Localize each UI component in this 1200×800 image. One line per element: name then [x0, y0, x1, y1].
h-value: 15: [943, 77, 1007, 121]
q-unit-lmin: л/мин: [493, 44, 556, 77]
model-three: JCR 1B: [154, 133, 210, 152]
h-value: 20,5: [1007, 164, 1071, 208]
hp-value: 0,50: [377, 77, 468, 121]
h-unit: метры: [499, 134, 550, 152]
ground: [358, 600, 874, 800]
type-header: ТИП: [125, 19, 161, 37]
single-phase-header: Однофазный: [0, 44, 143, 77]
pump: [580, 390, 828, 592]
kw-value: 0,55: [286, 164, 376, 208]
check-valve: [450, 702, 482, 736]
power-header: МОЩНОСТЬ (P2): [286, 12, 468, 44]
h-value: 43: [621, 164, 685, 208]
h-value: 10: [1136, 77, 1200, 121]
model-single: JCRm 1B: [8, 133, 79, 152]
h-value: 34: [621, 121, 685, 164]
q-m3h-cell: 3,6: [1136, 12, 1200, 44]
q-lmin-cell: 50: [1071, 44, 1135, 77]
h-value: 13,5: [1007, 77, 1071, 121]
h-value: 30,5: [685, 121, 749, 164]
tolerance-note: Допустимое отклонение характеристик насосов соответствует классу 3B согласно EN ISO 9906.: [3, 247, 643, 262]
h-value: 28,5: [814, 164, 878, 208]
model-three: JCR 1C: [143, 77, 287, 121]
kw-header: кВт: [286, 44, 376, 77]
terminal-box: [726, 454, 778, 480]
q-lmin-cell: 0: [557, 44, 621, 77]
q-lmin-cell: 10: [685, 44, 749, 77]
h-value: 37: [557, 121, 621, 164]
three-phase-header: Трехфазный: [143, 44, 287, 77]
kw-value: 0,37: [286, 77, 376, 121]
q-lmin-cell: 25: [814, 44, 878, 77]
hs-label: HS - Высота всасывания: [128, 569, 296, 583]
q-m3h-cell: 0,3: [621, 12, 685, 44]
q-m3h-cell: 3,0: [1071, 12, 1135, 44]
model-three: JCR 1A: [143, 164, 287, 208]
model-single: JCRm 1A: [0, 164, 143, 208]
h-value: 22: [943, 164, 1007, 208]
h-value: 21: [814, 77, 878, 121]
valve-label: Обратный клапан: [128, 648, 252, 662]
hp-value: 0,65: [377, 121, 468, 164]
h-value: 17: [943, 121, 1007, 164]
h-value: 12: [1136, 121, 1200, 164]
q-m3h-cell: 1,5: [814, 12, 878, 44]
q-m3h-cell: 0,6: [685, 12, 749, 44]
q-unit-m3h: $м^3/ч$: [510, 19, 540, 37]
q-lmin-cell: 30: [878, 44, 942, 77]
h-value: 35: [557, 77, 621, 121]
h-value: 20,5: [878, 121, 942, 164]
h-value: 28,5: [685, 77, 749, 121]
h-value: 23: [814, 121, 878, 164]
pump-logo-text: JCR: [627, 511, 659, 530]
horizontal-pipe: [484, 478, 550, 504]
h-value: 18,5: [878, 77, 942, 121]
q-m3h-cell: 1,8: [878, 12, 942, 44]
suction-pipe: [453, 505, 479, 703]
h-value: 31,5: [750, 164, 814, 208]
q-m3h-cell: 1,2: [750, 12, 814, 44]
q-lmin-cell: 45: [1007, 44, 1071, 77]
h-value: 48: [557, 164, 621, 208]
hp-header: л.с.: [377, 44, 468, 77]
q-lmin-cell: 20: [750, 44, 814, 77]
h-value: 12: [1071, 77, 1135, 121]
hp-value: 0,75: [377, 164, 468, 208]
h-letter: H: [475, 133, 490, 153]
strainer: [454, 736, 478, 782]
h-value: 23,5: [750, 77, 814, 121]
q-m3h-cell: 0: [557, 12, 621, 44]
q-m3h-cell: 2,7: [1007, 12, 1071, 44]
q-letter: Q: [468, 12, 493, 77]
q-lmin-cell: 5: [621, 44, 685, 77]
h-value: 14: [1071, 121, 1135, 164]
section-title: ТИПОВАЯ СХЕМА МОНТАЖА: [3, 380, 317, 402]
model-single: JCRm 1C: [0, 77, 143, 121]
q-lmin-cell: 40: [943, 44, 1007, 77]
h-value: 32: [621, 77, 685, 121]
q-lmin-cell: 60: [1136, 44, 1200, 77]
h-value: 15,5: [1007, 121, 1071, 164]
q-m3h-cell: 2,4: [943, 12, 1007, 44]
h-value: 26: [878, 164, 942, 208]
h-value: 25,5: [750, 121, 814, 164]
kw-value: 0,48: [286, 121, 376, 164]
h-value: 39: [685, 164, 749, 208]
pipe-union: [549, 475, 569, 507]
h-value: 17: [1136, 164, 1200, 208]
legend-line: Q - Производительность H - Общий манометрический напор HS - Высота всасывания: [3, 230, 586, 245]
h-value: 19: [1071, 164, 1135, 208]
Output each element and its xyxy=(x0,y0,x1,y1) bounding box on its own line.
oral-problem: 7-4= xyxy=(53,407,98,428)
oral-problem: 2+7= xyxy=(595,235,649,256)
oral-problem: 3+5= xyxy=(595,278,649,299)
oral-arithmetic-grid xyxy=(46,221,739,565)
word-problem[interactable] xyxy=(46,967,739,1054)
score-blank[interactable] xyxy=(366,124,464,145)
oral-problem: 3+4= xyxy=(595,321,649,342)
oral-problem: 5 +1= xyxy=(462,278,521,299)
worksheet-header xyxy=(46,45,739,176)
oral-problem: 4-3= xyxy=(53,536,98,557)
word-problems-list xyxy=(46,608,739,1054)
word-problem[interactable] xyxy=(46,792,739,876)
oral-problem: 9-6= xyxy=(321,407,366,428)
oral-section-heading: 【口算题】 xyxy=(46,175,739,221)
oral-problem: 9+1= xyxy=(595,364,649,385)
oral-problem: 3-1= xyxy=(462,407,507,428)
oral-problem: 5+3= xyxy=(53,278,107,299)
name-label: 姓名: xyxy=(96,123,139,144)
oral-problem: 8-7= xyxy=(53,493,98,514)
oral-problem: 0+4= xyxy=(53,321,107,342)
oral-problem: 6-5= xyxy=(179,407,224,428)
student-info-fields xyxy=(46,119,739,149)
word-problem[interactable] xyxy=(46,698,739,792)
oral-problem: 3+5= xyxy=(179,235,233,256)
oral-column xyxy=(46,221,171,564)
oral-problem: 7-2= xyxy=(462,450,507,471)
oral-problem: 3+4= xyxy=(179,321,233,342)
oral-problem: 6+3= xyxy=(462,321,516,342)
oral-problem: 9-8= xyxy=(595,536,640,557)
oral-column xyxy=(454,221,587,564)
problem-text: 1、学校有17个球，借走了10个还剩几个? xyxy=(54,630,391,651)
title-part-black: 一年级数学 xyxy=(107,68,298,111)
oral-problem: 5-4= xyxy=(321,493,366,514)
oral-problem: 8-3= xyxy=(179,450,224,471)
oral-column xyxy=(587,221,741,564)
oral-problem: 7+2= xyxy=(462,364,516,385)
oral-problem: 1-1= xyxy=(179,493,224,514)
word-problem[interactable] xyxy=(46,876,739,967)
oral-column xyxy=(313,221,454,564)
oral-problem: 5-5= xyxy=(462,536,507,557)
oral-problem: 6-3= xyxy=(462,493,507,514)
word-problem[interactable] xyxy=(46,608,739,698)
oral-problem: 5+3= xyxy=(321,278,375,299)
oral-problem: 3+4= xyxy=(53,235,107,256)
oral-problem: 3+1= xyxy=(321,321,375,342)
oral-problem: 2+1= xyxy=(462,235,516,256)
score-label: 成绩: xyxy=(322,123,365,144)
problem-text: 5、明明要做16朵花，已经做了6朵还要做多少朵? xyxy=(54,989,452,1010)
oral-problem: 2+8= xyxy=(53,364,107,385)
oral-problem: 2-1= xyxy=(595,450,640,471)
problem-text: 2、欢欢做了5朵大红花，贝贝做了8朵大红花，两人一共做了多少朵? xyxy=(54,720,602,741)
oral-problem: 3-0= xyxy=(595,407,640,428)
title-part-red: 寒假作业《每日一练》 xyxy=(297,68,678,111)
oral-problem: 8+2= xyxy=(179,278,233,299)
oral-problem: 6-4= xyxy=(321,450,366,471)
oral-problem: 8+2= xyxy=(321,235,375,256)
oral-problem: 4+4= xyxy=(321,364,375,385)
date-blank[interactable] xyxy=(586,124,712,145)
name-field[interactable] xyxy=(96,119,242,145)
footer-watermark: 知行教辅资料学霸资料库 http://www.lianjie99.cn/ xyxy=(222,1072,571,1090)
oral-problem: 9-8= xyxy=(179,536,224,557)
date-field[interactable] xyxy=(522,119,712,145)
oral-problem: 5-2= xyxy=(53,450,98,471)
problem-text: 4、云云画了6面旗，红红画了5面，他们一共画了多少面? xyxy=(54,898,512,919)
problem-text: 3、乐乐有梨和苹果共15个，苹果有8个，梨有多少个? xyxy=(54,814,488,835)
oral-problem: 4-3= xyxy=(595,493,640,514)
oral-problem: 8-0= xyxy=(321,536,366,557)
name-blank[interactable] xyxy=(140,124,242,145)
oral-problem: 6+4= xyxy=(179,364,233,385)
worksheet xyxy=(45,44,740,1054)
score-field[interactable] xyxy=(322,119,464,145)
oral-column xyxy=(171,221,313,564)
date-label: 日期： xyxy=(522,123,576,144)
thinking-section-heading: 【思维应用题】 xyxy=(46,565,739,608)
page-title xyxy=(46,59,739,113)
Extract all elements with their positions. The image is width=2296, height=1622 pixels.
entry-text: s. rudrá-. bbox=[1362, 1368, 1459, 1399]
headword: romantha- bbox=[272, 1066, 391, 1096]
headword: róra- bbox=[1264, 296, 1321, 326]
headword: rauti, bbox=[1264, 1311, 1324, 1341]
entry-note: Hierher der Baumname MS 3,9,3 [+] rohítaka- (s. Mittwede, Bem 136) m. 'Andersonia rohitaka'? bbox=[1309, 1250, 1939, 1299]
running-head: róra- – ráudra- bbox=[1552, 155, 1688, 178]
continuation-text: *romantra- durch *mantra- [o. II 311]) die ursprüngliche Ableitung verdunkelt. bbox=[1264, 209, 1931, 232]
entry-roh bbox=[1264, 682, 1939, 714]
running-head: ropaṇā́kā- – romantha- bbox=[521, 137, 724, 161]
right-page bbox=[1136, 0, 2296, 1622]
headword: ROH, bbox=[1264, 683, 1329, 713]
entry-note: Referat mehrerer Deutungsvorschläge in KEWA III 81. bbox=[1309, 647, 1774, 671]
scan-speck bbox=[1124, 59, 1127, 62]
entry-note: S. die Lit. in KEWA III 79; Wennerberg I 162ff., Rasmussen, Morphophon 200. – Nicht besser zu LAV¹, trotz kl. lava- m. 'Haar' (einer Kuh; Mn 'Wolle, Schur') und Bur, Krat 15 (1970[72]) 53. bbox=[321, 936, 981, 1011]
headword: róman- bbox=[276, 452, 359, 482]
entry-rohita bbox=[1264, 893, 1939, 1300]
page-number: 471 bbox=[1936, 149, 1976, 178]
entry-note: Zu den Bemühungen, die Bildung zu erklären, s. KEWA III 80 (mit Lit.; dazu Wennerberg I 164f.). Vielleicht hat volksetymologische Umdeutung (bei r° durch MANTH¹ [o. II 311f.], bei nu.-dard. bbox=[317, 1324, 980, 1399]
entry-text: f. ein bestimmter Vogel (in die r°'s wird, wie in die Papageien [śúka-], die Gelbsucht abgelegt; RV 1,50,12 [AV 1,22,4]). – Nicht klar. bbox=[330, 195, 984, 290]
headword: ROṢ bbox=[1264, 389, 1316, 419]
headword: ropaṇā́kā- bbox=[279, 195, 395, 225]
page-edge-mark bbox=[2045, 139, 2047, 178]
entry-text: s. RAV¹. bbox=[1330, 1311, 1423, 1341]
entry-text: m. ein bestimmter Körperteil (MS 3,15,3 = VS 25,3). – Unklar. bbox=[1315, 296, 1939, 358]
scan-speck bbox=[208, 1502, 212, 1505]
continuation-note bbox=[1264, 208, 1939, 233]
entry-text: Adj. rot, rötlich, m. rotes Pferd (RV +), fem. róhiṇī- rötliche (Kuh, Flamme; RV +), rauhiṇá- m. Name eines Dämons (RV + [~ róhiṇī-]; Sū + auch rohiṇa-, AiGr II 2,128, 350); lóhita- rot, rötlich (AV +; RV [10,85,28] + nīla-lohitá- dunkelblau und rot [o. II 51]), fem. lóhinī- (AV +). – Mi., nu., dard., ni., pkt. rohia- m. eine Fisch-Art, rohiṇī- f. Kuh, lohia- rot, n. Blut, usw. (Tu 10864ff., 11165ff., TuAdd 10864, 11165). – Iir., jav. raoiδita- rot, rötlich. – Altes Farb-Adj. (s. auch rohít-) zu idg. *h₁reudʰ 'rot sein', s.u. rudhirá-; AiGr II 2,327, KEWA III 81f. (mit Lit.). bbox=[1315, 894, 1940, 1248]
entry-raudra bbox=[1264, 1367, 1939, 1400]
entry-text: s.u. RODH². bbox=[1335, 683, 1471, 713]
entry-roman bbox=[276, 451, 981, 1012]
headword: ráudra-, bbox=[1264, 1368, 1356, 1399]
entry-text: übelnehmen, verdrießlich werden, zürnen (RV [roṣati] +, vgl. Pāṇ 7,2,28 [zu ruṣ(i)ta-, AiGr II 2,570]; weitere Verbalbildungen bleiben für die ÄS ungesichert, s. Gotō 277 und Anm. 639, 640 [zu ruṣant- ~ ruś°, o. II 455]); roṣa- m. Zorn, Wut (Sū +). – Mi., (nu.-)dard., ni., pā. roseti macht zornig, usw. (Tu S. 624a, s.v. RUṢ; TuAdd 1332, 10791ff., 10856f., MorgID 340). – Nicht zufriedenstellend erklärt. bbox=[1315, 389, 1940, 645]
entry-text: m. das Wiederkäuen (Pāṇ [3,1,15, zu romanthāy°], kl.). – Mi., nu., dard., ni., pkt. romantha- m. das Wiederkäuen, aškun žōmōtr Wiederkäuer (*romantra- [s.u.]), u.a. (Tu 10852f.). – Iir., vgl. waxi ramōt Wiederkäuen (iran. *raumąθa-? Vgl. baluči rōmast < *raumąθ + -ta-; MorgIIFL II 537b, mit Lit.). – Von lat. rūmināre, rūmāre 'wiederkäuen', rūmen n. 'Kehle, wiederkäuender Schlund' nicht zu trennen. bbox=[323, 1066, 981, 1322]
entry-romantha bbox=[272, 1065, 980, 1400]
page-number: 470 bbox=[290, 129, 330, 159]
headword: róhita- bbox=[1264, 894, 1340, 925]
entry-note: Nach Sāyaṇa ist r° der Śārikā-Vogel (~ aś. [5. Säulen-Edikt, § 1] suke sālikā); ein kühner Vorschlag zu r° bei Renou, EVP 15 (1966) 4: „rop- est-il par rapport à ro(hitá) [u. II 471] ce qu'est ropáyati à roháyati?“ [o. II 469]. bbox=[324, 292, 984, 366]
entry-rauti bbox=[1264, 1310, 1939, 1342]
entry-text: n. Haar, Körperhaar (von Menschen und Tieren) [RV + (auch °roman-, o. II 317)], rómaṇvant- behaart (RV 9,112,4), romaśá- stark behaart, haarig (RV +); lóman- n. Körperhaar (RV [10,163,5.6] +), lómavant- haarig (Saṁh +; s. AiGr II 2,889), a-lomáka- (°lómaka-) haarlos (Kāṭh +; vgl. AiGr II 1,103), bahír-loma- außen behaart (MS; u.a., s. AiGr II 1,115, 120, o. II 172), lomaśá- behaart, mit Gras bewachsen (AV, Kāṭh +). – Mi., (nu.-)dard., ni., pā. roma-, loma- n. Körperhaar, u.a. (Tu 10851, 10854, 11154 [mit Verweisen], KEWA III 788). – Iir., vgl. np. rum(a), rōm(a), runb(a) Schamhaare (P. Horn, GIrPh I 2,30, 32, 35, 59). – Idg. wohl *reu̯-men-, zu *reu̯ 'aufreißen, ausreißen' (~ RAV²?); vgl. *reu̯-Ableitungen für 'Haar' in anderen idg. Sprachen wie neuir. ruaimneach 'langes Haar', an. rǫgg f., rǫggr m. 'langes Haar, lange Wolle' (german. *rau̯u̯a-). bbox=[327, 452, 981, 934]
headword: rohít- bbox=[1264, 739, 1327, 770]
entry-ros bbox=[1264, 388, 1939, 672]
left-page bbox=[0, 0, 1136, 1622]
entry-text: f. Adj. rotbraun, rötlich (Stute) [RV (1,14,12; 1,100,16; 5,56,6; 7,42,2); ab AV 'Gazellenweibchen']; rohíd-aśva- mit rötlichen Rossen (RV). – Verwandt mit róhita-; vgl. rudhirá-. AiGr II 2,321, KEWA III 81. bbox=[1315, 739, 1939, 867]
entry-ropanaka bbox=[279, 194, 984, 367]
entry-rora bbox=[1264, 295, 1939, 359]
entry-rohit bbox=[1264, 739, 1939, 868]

What is asked =>
Rewrite the records from the first line through the line containing "q-m3h-cell: 3,6: [1136, 12, 1200, 44]", swapping "check-valve" for "non-return-valve" and leaving everything else untouched.

Answer to the task =>
Localize each UI component in this 1200×800 image. One line per element: name then [x0, y0, x1, y1].
h-value: 15: [943, 77, 1007, 121]
q-unit-lmin: л/мин: [493, 44, 556, 77]
model-three: JCR 1B: [154, 133, 210, 152]
h-value: 20,5: [1007, 164, 1071, 208]
hp-value: 0,50: [377, 77, 468, 121]
h-unit: метры: [499, 134, 550, 152]
ground: [358, 600, 874, 800]
type-header: ТИП: [125, 19, 161, 37]
single-phase-header: Однофазный: [0, 44, 143, 77]
pump: [580, 390, 828, 592]
kw-value: 0,55: [286, 164, 376, 208]
non-return-valve: [450, 702, 482, 736]
power-header: МОЩНОСТЬ (P2): [286, 12, 468, 44]
h-value: 43: [621, 164, 685, 208]
h-value: 10: [1136, 77, 1200, 121]
model-single: JCRm 1B: [8, 133, 79, 152]
h-value: 34: [621, 121, 685, 164]
q-m3h-cell: 3,6: [1136, 12, 1200, 44]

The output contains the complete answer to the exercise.